● WHAT THIS TASK INVOLVES
Identify each line containing the word "note" and copy it.

● DATA IN THIS EXERCISE
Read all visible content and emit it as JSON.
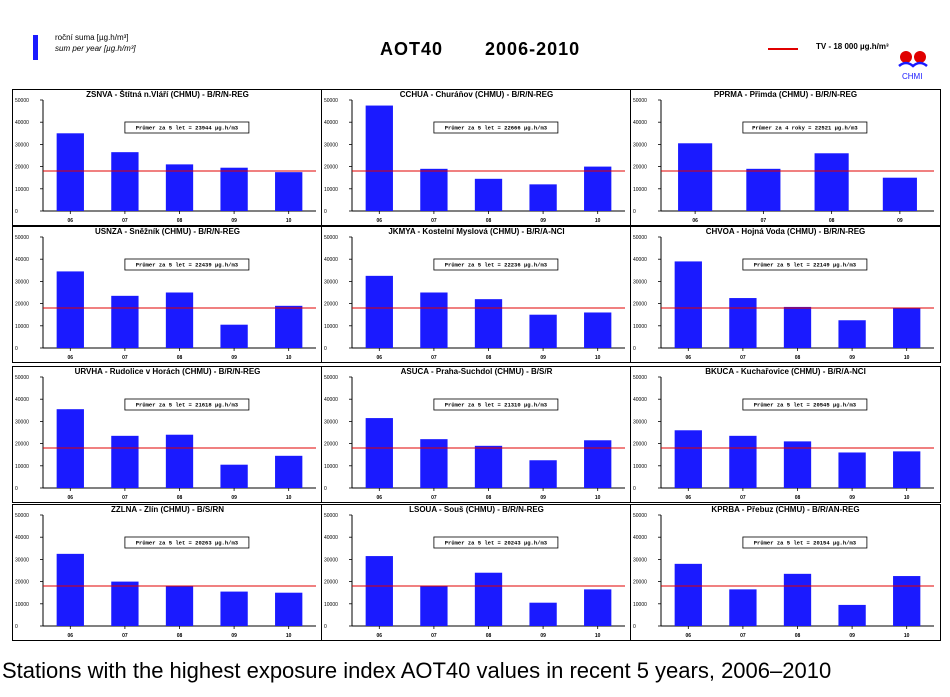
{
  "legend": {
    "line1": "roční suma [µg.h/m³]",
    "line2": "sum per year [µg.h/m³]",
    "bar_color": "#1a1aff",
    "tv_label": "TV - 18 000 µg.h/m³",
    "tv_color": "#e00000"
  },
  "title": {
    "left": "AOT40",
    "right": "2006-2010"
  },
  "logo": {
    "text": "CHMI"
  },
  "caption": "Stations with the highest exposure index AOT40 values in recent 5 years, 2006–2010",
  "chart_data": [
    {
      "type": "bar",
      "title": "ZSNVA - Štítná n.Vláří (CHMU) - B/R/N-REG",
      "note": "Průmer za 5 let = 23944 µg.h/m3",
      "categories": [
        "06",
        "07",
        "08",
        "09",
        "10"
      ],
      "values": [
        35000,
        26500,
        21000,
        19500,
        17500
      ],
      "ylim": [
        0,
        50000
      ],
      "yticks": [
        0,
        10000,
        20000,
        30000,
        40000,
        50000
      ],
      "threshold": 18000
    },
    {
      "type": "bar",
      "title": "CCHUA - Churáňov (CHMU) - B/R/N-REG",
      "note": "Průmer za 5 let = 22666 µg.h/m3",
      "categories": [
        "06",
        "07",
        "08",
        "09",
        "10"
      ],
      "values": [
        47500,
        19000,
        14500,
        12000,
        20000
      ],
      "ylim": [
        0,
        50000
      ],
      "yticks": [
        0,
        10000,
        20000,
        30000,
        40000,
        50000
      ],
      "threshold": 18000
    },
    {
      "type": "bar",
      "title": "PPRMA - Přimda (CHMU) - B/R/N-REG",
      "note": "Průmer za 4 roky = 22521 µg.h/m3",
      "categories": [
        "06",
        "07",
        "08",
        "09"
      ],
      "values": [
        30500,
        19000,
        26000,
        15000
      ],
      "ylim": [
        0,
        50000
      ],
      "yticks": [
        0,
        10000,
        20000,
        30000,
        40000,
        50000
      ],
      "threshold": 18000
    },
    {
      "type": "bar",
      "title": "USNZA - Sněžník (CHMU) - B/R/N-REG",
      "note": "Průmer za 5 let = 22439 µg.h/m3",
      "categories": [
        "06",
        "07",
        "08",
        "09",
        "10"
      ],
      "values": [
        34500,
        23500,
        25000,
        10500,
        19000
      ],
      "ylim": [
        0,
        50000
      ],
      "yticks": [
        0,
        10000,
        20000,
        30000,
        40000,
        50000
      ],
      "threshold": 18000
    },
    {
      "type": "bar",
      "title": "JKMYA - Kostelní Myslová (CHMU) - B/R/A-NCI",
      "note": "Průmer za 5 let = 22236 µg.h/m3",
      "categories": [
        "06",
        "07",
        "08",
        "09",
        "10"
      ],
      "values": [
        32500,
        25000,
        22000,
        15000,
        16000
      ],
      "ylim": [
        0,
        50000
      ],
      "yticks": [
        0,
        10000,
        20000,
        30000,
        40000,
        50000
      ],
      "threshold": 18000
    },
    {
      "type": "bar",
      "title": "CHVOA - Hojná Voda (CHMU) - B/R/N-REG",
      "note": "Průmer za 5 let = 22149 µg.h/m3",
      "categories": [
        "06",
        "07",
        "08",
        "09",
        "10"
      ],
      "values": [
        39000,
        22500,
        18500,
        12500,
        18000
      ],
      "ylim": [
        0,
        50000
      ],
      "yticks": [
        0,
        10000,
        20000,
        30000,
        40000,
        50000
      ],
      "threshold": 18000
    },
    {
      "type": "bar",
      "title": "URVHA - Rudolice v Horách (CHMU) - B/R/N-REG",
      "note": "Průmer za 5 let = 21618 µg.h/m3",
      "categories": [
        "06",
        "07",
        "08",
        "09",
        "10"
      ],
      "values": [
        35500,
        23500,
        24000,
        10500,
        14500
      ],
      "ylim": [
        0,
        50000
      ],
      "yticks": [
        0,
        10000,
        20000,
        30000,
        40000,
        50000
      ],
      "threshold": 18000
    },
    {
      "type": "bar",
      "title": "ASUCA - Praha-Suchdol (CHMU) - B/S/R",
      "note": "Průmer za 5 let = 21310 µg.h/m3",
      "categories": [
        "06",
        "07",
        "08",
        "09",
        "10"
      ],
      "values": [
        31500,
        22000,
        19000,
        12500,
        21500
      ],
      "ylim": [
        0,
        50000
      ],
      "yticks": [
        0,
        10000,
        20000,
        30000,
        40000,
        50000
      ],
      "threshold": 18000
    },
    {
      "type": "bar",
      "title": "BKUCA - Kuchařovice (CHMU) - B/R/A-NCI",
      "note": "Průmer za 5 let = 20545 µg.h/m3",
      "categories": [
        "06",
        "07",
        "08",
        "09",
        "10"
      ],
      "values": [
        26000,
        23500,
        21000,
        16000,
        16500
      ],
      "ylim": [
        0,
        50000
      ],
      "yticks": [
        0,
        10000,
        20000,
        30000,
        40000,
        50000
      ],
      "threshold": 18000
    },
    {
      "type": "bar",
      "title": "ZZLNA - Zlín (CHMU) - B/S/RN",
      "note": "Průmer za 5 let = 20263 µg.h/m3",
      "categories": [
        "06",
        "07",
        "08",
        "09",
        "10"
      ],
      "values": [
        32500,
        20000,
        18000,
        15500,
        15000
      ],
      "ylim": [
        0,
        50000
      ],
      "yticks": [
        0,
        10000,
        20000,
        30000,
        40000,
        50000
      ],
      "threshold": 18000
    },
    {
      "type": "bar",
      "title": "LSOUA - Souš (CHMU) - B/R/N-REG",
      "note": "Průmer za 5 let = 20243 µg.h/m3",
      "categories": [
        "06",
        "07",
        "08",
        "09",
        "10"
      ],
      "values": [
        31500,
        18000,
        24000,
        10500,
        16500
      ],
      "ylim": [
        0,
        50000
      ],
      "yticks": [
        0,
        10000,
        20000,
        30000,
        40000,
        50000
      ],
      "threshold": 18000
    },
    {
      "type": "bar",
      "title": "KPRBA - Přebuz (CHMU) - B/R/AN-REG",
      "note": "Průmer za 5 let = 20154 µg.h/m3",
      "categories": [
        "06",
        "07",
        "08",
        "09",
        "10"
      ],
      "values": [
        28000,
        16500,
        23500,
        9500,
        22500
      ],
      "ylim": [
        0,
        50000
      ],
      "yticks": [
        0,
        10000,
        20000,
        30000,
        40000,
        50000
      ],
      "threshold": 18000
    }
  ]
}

---

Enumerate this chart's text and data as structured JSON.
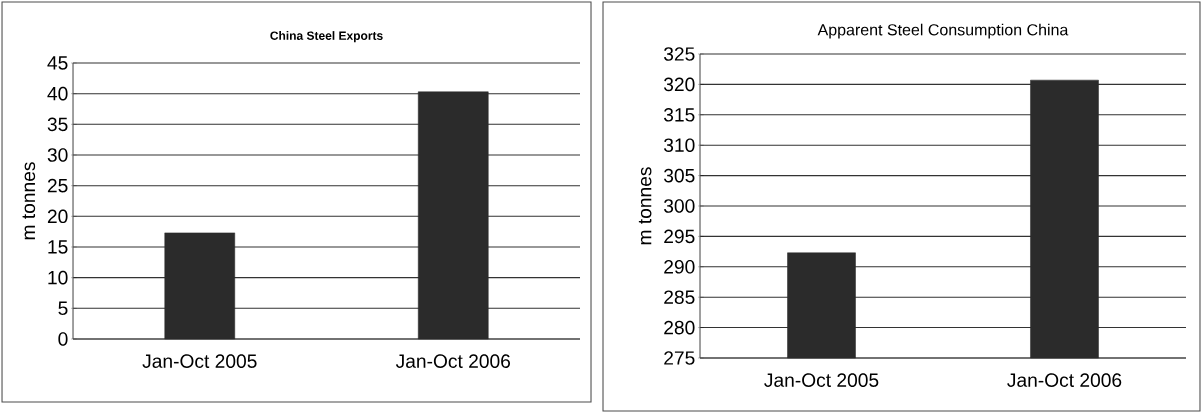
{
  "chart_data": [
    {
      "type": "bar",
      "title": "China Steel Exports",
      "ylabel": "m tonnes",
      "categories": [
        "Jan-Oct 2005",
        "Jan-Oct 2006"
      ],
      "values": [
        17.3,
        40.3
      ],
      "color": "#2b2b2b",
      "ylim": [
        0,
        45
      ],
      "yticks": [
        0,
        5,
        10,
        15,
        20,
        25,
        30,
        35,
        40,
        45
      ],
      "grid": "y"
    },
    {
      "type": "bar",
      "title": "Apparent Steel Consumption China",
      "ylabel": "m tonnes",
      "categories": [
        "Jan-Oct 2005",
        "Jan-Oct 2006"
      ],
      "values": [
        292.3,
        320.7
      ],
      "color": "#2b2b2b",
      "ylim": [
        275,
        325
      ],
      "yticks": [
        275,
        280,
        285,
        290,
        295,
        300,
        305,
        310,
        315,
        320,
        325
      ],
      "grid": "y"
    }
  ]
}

--

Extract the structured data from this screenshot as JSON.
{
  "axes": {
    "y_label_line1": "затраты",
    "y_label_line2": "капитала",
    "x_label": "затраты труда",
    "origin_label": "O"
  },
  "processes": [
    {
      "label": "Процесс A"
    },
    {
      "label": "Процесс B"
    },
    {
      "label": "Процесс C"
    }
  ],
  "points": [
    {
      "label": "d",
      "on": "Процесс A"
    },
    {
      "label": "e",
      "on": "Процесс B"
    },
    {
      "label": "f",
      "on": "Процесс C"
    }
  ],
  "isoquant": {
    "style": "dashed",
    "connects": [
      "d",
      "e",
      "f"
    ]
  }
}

● SOLUTION FOR THIS TASK
      "note": "Průmer za 5 let = 23944 µg.h/m3",
      "note": "Průmer za 5 let = 22666 µg.h/m3",
      "note": "Průmer za 4 roky = 22521 µg.h/m3",
      "note": "Průmer za 5 let = 22439 µg.h/m3",
      "note": "Průmer za 5 let = 22236 µg.h/m3",
      "note": "Průmer za 5 let = 22149 µg.h/m3",
      "note": "Průmer za 5 let = 21618 µg.h/m3",
      "note": "Průmer za 5 let = 21310 µg.h/m3",
      "note": "Průmer za 5 let = 20545 µg.h/m3",
      "note": "Průmer za 5 let = 20263 µg.h/m3",
      "note": "Průmer za 5 let = 20243 µg.h/m3",
      "note": "Průmer za 5 let = 20154 µg.h/m3",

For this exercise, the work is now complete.